▶ _Exercise requirements_
Check each line of the entries below for the string "Delivery"; copy every line where it appears.

▶ _Provided records_
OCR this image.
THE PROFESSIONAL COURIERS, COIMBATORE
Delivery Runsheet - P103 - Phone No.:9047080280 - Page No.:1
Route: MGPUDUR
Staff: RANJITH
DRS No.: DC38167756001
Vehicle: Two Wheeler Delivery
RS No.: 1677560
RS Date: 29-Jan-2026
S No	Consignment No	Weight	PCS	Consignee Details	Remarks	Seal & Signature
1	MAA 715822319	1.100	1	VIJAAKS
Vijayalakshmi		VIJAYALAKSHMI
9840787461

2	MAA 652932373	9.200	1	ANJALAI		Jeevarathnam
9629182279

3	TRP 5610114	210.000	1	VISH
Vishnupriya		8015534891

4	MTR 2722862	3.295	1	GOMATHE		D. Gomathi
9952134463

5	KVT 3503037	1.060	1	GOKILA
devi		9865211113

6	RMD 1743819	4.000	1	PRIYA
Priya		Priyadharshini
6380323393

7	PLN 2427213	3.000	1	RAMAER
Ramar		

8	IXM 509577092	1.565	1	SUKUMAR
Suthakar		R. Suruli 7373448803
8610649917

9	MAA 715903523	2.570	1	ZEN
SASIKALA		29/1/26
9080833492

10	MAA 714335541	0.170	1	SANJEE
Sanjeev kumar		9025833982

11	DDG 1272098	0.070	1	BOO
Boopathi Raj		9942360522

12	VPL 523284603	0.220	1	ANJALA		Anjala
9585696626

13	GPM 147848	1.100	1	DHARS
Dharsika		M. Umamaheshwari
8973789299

▶ _Answer to the exercise_
Delivery Runsheet - P103 - Phone No.:9047080280 - Page No.:1
Vehicle: Two Wheeler Delivery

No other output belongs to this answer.